→ **Work to complete**
All entries must be extracted exactly, with nothing added or dropped.

[Stored items]
━━━━━━━━━━
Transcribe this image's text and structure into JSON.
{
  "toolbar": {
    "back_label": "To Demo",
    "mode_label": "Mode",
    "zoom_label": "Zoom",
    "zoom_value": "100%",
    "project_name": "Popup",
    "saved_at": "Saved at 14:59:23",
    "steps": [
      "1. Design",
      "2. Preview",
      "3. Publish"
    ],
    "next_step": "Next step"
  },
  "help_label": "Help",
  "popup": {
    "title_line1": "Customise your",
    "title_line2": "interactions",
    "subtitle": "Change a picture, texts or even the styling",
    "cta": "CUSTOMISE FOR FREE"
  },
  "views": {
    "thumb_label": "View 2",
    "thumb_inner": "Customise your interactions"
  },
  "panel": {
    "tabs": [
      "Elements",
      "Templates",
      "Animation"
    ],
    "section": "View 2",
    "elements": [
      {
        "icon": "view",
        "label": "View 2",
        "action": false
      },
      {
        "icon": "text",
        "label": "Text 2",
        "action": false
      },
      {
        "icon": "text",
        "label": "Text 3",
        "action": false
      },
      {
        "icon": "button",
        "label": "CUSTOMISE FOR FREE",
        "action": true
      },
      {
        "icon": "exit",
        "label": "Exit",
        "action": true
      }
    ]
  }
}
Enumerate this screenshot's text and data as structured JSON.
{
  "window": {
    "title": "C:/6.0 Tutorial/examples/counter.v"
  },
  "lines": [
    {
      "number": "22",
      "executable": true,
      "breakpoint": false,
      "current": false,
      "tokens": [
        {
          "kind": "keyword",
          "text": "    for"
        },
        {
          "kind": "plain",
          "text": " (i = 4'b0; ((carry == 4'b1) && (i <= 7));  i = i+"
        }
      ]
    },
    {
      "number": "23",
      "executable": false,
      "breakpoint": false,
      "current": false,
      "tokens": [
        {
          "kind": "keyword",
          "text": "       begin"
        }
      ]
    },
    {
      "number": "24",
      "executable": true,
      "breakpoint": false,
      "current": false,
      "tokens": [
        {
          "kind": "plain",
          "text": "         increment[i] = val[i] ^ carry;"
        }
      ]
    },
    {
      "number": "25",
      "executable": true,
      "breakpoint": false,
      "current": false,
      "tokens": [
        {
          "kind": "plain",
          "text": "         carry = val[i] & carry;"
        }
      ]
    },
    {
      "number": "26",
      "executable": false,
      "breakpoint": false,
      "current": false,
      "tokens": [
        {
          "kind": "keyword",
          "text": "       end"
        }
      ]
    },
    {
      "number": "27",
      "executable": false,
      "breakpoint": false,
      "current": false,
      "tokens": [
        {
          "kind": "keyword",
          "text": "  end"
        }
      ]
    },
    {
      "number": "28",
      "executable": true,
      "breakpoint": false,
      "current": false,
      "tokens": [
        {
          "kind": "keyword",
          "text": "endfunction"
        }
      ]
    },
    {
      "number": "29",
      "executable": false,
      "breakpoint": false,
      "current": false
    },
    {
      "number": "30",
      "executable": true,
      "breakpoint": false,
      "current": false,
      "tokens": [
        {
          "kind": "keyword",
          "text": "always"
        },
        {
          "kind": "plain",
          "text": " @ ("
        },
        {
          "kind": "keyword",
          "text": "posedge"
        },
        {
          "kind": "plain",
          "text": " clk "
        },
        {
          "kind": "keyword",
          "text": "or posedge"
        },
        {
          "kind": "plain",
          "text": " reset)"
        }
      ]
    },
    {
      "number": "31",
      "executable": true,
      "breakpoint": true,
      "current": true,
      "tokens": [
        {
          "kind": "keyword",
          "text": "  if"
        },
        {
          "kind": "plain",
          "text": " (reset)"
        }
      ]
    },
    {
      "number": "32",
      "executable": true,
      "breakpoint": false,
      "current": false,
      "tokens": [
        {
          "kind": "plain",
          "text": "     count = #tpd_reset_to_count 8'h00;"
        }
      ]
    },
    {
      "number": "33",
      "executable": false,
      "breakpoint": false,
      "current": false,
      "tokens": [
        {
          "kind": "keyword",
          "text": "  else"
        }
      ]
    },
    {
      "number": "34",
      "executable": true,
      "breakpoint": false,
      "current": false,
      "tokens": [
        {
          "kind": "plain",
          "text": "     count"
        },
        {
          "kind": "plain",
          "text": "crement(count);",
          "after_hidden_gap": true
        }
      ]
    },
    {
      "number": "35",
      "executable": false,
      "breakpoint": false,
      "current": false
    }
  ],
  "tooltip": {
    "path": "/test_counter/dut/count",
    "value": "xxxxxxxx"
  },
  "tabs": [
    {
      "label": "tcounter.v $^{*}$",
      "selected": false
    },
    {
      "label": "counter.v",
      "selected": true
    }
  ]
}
━━━━━━━━━━
→ **Answer to the task**
Transcribe this image's text and structure into JSON.
{
  "toolbar": {
    "back_label": "To Demo",
    "mode_label": "Mode",
    "zoom_label": "Zoom",
    "zoom_value": "100%",
    "project_name": "Popup",
    "saved_at": "Saved at 14:59:23",
    "steps": [
      "1. Design",
      "2. Preview",
      "3. Publish"
    ],
    "next_step": "Next step"
  },
  "help_label": "Help",
  "popup": {
    "title_line1": "Customise your",
    "title_line2": "interactions",
    "subtitle": "Change a picture, texts or even the styling",
    "cta": "CUSTOMISE FOR FREE"
  },
  "views": {
    "thumb_label": "View 2",
    "thumb_inner": "Customise your interactions"
  },
  "panel": {
    "tabs": [
      "Elements",
      "Templates",
      "Animation"
    ],
    "section": "View 2",
    "elements": [
      {
        "icon": "view",
        "label": "View 2",
        "action": false
      },
      {
        "icon": "text",
        "label": "Text 2",
        "action": false
      },
      {
        "icon": "text",
        "label": "Text 3",
        "action": false
      },
      {
        "icon": "button",
        "label": "CUSTOMISE FOR FREE",
        "action": true
      },
      {
        "icon": "exit",
        "label": "Exit",
        "action": true
      }
    ]
  }
}
Enumerate this screenshot's text and data as structured JSON.
{
  "window": {
    "title": "C:/6.0 Tutorial/examples/counter.v"
  },
  "lines": [
    {
      "number": "22",
      "executable": true,
      "breakpoint": false,
      "current": false,
      "tokens": [
        {
          "kind": "keyword",
          "text": "    for"
        },
        {
          "kind": "plain",
          "text": " (i = 4'b0; ((carry == 4'b1) && (i <= 7));  i = i+"
        }
      ]
    },
    {
      "number": "23",
      "executable": false,
      "breakpoint": false,
      "current": false,
      "tokens": [
        {
          "kind": "keyword",
          "text": "       begin"
        }
      ]
    },
    {
      "number": "24",
      "executable": true,
      "breakpoint": false,
      "current": false,
      "tokens": [
        {
          "kind": "plain",
          "text": "         increment[i] = val[i] ^ carry;"
        }
      ]
    },
    {
      "number": "25",
      "executable": true,
      "breakpoint": false,
      "current": false,
      "tokens": [
        {
          "kind": "plain",
          "text": "         carry = val[i] & carry;"
        }
      ]
    },
    {
      "number": "26",
      "executable": false,
      "breakpoint": false,
      "current": false,
      "tokens": [
        {
          "kind": "keyword",
          "text": "       end"
        }
      ]
    },
    {
      "number": "27",
      "executable": false,
      "breakpoint": false,
      "current": false,
      "tokens": [
        {
          "kind": "keyword",
          "text": "  end"
        }
      ]
    },
    {
      "number": "28",
      "executable": true,
      "breakpoint": false,
      "current": false,
      "tokens": [
        {
          "kind": "keyword",
          "text": "endfunction"
        }
      ]
    },
    {
      "number": "29",
      "executable": false,
      "breakpoint": false,
      "current": false
    },
    {
      "number": "30",
      "executable": true,
      "breakpoint": false,
      "current": false,
      "tokens": [
        {
          "kind": "keyword",
          "text": "always"
        },
        {
          "kind": "plain",
          "text": " @ ("
        },
        {
          "kind": "keyword",
          "text": "posedge"
        },
        {
          "kind": "plain",
          "text": " clk "
        },
        {
          "kind": "keyword",
          "text": "or posedge"
        },
        {
          "kind": "plain",
          "text": " reset)"
        }
      ]
    },
    {
      "number": "31",
      "executable": true,
      "breakpoint": true,
      "current": true,
      "tokens": [
        {
          "kind": "keyword",
          "text": "  if"
        },
        {
          "kind": "plain",
          "text": " (reset)"
        }
      ]
    },
    {
      "number": "32",
      "executable": true,
      "breakpoint": false,
      "current": false,
      "tokens": [
        {
          "kind": "plain",
          "text": "     count = #tpd_reset_to_count 8'h00;"
        }
      ]
    },
    {
      "number": "33",
      "executable": false,
      "breakpoint": false,
      "current": false,
      "tokens": [
        {
          "kind": "keyword",
          "text": "  else"
        }
      ]
    },
    {
      "number": "34",
      "executable": true,
      "breakpoint": false,
      "current": false,
      "tokens": [
        {
          "kind": "plain",
          "text": "     count"
        },
        {
          "kind": "plain",
          "text": "crement(count);",
          "after_hidden_gap": true
        }
      ]
    },
    {
      "number": "35",
      "executable": false,
      "breakpoint": false,
      "current": false
    }
  ],
  "tooltip": {
    "path": "/test_counter/dut/count",
    "value": "xxxxxxxx"
  },
  "tabs": [
    {
      "label": "tcounter.v $^{*}$",
      "selected": false
    },
    {
      "label": "counter.v",
      "selected": true
    }
  ]
}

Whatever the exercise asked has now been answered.